# RECORD LIST:
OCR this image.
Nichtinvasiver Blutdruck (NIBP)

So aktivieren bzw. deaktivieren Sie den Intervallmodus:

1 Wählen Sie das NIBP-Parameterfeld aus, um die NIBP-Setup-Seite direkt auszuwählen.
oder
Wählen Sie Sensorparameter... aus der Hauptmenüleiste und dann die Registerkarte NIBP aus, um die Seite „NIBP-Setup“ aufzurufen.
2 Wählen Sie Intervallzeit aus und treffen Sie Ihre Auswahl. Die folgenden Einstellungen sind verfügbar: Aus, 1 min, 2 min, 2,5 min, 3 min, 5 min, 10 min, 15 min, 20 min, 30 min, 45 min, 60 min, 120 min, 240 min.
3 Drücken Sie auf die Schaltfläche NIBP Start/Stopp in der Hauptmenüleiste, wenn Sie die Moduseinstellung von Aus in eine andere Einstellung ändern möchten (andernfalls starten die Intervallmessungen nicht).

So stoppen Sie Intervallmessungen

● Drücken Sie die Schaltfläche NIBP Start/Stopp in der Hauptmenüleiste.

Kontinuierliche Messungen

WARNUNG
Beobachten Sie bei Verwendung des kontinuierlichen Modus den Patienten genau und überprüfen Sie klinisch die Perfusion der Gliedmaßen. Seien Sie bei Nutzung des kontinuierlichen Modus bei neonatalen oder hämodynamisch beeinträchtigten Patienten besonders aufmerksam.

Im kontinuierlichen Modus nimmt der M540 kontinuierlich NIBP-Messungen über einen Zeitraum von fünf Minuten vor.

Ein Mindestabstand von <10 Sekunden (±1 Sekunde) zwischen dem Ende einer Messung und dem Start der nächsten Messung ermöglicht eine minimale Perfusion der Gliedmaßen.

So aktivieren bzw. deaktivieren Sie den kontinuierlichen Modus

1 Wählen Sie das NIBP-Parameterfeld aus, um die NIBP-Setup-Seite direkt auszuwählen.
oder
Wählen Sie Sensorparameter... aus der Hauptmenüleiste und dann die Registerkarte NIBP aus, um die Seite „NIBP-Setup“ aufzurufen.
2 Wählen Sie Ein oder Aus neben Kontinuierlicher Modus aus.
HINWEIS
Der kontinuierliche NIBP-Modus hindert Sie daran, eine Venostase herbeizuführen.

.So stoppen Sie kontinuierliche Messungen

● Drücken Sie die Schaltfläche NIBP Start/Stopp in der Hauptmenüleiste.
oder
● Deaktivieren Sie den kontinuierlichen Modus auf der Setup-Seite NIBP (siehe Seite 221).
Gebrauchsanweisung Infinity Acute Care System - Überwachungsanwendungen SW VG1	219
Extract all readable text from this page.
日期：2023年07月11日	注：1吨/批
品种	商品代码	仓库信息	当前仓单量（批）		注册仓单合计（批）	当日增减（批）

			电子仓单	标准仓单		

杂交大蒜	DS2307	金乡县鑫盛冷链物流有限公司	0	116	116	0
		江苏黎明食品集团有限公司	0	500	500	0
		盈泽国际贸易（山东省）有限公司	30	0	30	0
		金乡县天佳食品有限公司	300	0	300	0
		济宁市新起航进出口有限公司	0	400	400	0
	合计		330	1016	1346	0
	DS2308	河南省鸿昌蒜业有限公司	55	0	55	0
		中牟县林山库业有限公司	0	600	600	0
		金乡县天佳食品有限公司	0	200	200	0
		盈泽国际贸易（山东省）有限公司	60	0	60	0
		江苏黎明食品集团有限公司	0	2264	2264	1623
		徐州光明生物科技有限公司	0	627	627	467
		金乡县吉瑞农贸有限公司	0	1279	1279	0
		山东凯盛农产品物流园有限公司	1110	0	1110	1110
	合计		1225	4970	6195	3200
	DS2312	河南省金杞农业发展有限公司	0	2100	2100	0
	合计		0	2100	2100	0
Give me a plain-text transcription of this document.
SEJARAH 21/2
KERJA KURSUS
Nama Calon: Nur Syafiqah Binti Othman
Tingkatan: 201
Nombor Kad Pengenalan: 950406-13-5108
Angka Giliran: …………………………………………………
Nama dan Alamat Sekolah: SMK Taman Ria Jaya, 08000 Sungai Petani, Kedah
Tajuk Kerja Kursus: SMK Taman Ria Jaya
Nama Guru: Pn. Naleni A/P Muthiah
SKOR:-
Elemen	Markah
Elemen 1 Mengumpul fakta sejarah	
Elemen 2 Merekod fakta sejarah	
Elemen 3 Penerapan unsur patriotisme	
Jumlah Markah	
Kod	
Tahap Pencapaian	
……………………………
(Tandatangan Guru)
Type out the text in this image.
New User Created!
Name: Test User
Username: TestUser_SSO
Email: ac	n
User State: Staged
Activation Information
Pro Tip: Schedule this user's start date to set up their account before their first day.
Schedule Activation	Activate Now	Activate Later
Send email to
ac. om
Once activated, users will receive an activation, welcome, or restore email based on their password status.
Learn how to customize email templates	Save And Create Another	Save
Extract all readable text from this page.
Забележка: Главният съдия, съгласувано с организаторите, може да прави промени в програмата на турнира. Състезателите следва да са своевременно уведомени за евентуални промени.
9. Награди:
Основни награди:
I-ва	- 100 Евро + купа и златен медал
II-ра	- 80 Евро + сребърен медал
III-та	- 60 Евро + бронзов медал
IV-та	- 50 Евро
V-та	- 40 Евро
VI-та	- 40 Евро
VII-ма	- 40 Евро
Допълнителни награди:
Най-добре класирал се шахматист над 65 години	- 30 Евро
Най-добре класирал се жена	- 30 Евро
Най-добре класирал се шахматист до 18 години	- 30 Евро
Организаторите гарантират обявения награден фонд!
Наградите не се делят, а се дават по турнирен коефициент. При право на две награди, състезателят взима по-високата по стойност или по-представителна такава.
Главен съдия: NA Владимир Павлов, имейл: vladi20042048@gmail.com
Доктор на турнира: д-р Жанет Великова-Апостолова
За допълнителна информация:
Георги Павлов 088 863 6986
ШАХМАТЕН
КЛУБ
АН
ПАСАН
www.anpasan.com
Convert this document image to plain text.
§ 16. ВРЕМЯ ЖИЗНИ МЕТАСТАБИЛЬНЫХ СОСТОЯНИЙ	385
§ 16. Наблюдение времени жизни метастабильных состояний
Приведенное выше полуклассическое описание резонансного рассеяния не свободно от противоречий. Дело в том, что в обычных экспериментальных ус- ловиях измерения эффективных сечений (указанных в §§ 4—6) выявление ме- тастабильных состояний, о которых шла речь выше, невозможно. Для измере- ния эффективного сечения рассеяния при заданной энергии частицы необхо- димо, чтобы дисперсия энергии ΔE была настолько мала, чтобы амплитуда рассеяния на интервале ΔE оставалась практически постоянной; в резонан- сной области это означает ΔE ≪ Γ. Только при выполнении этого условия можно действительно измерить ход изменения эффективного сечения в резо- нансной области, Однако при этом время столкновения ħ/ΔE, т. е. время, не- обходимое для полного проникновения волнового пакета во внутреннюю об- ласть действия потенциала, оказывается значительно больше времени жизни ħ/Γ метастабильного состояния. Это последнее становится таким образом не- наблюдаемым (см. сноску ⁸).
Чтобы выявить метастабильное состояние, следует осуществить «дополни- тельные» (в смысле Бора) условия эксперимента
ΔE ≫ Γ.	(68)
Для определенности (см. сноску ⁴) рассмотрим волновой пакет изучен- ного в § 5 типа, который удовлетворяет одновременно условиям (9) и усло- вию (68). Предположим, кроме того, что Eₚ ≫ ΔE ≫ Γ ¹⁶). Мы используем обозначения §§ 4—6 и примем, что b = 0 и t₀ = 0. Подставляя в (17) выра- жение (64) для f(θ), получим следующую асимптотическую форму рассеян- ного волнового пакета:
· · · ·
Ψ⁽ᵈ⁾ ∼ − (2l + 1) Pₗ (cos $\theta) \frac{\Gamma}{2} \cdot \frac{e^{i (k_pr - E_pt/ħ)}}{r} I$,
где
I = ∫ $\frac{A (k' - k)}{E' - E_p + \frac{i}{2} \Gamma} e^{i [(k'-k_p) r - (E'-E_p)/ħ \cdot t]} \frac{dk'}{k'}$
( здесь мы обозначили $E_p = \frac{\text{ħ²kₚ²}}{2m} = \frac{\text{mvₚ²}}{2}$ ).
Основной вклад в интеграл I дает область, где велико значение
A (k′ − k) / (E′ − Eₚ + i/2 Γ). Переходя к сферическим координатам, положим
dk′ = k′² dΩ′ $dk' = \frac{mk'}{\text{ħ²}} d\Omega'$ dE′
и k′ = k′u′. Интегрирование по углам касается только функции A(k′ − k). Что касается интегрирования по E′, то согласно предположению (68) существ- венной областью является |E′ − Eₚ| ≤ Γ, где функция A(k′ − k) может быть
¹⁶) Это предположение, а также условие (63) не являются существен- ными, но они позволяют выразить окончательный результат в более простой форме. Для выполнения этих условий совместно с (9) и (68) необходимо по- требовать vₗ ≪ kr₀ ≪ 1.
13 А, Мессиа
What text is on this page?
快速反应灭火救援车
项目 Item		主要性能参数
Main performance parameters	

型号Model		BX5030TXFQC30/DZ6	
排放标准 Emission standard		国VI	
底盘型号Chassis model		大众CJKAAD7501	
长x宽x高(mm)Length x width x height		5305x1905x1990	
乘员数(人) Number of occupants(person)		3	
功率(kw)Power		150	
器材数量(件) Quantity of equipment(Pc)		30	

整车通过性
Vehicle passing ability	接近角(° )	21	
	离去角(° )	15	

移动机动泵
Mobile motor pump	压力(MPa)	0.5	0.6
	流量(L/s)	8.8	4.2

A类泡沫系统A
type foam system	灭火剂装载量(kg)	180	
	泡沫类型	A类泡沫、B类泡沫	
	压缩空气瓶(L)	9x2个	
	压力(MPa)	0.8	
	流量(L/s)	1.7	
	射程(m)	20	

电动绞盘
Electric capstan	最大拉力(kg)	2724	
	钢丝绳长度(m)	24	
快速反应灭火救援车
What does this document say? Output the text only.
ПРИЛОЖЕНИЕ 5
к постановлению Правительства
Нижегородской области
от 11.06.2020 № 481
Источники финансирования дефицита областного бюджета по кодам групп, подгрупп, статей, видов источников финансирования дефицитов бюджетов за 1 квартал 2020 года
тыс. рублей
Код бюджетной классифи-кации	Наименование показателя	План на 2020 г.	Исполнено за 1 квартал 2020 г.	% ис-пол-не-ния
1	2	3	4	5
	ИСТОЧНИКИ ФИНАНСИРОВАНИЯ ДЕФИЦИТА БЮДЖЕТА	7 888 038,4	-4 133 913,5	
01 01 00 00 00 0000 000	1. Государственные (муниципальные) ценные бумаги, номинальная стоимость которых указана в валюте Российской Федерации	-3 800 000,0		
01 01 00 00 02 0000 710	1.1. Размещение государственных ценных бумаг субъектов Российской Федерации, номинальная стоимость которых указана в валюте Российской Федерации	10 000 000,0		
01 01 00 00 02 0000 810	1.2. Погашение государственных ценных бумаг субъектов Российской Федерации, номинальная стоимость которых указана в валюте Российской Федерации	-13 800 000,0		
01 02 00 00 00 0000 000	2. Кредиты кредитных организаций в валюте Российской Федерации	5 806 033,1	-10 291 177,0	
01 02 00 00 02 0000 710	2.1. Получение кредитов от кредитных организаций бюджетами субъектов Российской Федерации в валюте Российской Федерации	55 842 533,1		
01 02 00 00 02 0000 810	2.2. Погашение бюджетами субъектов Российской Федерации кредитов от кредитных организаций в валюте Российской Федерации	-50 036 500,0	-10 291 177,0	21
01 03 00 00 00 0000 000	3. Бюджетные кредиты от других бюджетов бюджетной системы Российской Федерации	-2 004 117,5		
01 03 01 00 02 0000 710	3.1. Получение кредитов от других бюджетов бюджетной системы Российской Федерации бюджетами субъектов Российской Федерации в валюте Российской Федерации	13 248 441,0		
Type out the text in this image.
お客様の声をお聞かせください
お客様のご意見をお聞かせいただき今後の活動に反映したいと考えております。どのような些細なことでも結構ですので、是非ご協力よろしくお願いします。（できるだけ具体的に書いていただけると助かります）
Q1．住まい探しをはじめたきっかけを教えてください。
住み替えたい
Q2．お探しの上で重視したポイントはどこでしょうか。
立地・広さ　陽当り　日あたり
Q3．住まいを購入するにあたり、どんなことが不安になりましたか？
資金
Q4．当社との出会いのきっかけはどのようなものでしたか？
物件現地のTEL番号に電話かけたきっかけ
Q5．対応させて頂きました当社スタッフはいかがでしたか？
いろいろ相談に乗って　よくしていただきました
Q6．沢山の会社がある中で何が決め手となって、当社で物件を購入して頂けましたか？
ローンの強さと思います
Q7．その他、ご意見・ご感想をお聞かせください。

# SET PROBLEM:
In the listing, find each line with the string "cdot" and copy it.

# SOLUTION TO THIS EXERCISE:
Ψ⁽ᵈ⁾ ∼ − (2l + 1) Pₗ (cos $\theta) \frac{\Gamma}{2} \cdot \frac{e^{i (k_pr - E_pt/ħ)}}{r} I$,
I = ∫ $\frac{A (k' - k)}{E' - E_p + \frac{i}{2} \Gamma} e^{i [(k'-k_p) r - (E'-E_p)/ħ \cdot t]} \frac{dk'}{k'}$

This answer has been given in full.